Exercise requirements
Using the entries that follow, collect the lines where the word "Cost" appears.

━━━ Information given ━━━

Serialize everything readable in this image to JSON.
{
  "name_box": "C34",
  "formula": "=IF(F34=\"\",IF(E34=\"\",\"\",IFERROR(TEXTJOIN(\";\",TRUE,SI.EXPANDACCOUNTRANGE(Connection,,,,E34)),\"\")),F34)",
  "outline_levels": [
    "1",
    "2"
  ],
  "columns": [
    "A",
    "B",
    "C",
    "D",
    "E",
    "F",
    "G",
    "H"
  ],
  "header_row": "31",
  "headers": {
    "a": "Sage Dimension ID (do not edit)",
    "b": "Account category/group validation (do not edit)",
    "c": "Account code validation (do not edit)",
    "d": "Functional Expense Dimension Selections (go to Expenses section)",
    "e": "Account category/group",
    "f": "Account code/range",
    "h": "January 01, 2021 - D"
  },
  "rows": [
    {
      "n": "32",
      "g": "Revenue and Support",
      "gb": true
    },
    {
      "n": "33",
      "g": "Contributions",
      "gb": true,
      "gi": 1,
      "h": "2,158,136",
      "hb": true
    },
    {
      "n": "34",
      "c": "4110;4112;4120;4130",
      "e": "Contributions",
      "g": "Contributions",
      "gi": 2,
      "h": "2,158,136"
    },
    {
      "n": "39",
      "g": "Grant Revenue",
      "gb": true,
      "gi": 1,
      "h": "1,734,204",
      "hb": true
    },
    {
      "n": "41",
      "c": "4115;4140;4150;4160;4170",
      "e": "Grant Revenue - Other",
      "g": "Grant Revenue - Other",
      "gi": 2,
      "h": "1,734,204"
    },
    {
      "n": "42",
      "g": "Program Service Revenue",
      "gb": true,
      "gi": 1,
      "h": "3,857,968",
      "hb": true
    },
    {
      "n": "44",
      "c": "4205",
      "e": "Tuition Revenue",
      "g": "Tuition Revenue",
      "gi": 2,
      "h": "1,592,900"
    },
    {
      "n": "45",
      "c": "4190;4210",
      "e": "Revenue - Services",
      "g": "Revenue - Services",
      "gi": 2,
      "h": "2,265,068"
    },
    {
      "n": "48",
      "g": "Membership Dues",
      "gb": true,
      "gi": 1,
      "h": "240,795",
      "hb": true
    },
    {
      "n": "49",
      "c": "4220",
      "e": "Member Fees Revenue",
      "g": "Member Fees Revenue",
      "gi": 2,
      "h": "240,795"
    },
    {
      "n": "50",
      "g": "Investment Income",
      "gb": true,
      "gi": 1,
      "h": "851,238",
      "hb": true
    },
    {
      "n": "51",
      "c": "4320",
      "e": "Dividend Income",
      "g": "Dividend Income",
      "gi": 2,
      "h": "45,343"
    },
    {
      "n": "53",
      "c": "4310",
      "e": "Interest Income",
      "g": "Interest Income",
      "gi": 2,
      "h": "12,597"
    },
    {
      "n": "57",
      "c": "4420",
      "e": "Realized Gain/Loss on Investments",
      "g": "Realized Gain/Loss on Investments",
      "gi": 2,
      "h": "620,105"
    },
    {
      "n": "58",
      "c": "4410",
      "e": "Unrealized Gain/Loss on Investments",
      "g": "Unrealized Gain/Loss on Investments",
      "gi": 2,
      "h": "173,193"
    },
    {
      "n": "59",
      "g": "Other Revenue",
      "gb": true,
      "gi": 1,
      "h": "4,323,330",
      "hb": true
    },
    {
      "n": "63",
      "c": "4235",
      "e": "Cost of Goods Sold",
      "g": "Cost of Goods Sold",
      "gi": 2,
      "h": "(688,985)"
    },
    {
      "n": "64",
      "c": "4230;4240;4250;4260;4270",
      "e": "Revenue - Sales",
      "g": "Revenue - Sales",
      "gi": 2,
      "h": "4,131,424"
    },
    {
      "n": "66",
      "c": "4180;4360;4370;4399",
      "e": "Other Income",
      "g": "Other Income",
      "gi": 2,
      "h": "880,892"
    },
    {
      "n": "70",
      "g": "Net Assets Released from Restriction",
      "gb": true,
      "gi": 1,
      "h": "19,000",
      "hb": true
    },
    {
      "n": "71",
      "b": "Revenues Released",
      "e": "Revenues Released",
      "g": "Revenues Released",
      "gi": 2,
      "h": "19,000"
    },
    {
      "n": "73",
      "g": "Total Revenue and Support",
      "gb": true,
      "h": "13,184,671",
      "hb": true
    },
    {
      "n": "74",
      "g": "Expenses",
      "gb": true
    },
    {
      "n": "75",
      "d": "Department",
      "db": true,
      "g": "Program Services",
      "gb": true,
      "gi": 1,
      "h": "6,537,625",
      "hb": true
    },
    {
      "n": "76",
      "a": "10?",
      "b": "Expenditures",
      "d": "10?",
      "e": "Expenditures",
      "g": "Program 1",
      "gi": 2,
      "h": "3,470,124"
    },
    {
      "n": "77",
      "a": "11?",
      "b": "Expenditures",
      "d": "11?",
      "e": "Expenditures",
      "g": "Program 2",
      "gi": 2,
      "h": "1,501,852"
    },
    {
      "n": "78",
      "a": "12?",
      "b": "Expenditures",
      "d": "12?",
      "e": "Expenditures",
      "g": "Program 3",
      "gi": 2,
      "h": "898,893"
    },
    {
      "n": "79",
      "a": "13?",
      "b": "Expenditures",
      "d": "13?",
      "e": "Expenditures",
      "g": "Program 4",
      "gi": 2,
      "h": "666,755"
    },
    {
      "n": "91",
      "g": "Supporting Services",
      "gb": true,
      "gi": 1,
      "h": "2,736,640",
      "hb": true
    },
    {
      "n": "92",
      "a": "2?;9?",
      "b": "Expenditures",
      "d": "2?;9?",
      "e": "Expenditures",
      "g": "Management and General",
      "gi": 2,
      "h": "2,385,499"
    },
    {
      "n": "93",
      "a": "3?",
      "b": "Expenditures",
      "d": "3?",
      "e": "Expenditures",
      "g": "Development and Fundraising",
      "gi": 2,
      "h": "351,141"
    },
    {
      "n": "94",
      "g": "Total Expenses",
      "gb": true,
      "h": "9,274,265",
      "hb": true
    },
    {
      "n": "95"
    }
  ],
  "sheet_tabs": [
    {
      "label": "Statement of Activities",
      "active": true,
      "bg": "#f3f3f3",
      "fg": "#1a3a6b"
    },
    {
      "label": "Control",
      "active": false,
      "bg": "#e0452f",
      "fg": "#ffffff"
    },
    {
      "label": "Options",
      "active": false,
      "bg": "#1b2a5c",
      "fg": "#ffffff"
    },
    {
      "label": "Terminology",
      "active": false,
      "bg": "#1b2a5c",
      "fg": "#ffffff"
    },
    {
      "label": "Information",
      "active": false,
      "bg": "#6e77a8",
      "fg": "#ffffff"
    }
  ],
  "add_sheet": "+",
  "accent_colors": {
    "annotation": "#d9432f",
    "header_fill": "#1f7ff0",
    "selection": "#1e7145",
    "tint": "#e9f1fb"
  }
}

━━━

Worked answer
      "e": "Cost of Goods Sold",
      "g": "Cost of Goods Sold",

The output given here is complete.